* _WHAT THIS TASK INVOLVES_
Transcribe each of the records below exactly, excluding all pictures.

[Extracted records]
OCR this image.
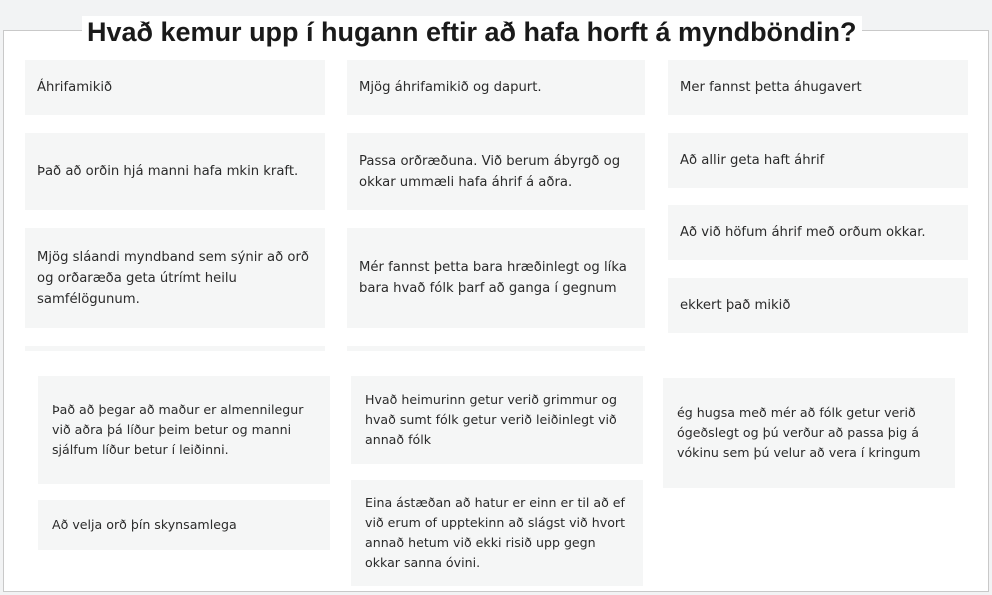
Hvað kemur upp í hugann eftir að hafa horft á myndböndin?
Áhrifamikið	Mjög áhrifamikið og dapurt.	Mer fannst þetta áhugavert
Það að orðin hjá manni hafa mkin kraft.
Passa orðræðuna. Við berum ábyrgð og okkar ummæli hafa áhrif á aðra.
Að allir geta haft áhrif
Að við höfum áhrif með orðum okkar.
Mjög sláandi myndband sem sýnir að orð og orðaræða geta útrímt heilu samfélögunum.
Mér fannst þetta bara hræðinlegt og líka bara hvað fólk þarf að ganga í gegnum
ekkert það mikið
Það að þegar að maður er almennilegur við aðra þá líður þeim betur og manni sjálfum líður betur í leiðinni.
Hvað heimurinn getur verið grimmur og hvað sumt fólk getur verið leiðinlegt við annað fólk
ég hugsa með mér að fólk getur verið ógeðslegt og þú verður að passa þig á vókinu sem þú velur að vera í kringum
Að velja orð þín skynsamlega
Eina ástæðan að hatur er einn er til að ef við erum of upptekinn að slágst við hvort annað hetum við ekki risið upp gegn okkar sanna óvini.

* _FINAL ANSWER_
OCR this image.
Hvað kemur upp í hugann eftir að hafa horft á myndböndin?
Áhrifamikið	Mjög áhrifamikið og dapurt.	Mer fannst þetta áhugavert
Það að orðin hjá manni hafa mkin kraft.
Passa orðræðuna. Við berum ábyrgð og okkar ummæli hafa áhrif á aðra.
Að allir geta haft áhrif
Að við höfum áhrif með orðum okkar.
Mjög sláandi myndband sem sýnir að orð og orðaræða geta útrímt heilu samfélögunum.
Mér fannst þetta bara hræðinlegt og líka bara hvað fólk þarf að ganga í gegnum
ekkert það mikið
Það að þegar að maður er almennilegur við aðra þá líður þeim betur og manni sjálfum líður betur í leiðinni.
Hvað heimurinn getur verið grimmur og hvað sumt fólk getur verið leiðinlegt við annað fólk
ég hugsa með mér að fólk getur verið ógeðslegt og þú verður að passa þig á vókinu sem þú velur að vera í kringum
Að velja orð þín skynsamlega
Eina ástæðan að hatur er einn er til að ef við erum of upptekinn að slágst við hvort annað hetum við ekki risið upp gegn okkar sanna óvini.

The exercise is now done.